* _EXCERPTED RECORDS_
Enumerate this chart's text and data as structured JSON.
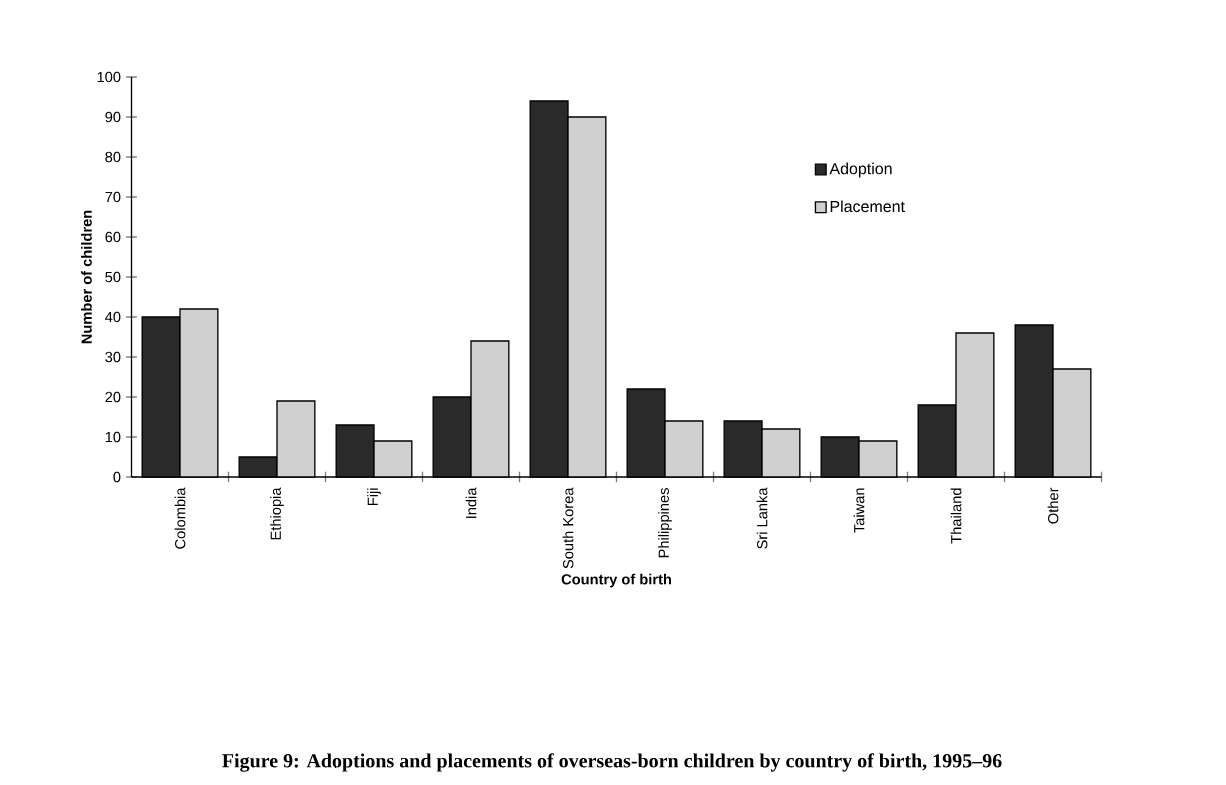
{
  "chart_data": {
    "type": "bar",
    "categories": [
      "Colombia",
      "Ethiopia",
      "Fiji",
      "India",
      "South Korea",
      "Philippines",
      "Sri Lanka",
      "Taiwan",
      "Thailand",
      "Other"
    ],
    "series": [
      {
        "name": "Adoption",
        "color": "#2a2a2a",
        "values": [
          40,
          5,
          13,
          20,
          94,
          22,
          14,
          10,
          18,
          38
        ]
      },
      {
        "name": "Placement",
        "color": "#d0d0d0",
        "values": [
          42,
          19,
          9,
          34,
          90,
          14,
          12,
          9,
          36,
          27
        ]
      }
    ],
    "xlabel": "Country of birth",
    "ylabel": "Number of children",
    "ylim": [
      0,
      100
    ],
    "yticks": [
      0,
      10,
      20,
      30,
      40,
      50,
      60,
      70,
      80,
      90,
      100
    ],
    "legend": "top right",
    "grid": false,
    "annotations": [
      "Figure 9: Adoptions and placements of overseas-born children by country of birth, 1995–96"
    ]
  }
}
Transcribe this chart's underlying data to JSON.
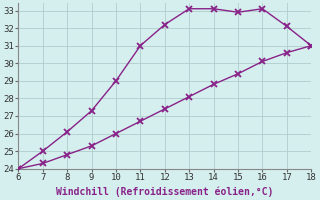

* _SHORT EXERCISE_
Would you set down the listing exactly, omitting pictures?

* _CORRECT RESULT_
Enumerate this chart's text and data as structured JSON.
{
  "chart_data": {
    "type": "bar",
    "categories": [
      "Colombia",
      "Ethiopia",
      "Fiji",
      "India",
      "South Korea",
      "Philippines",
      "Sri Lanka",
      "Taiwan",
      "Thailand",
      "Other"
    ],
    "series": [
      {
        "name": "Adoption",
        "color": "#2a2a2a",
        "values": [
          40,
          5,
          13,
          20,
          94,
          22,
          14,
          10,
          18,
          38
        ]
      },
      {
        "name": "Placement",
        "color": "#d0d0d0",
        "values": [
          42,
          19,
          9,
          34,
          90,
          14,
          12,
          9,
          36,
          27
        ]
      }
    ],
    "xlabel": "Country of birth",
    "ylabel": "Number of children",
    "ylim": [
      0,
      100
    ],
    "yticks": [
      0,
      10,
      20,
      30,
      40,
      50,
      60,
      70,
      80,
      90,
      100
    ],
    "legend": "top right",
    "grid": false,
    "annotations": [
      "Figure 9: Adoptions and placements of overseas-born children by country of birth, 1995–96"
    ]
  }
}
Transcribe this chart's underlying data to JSON.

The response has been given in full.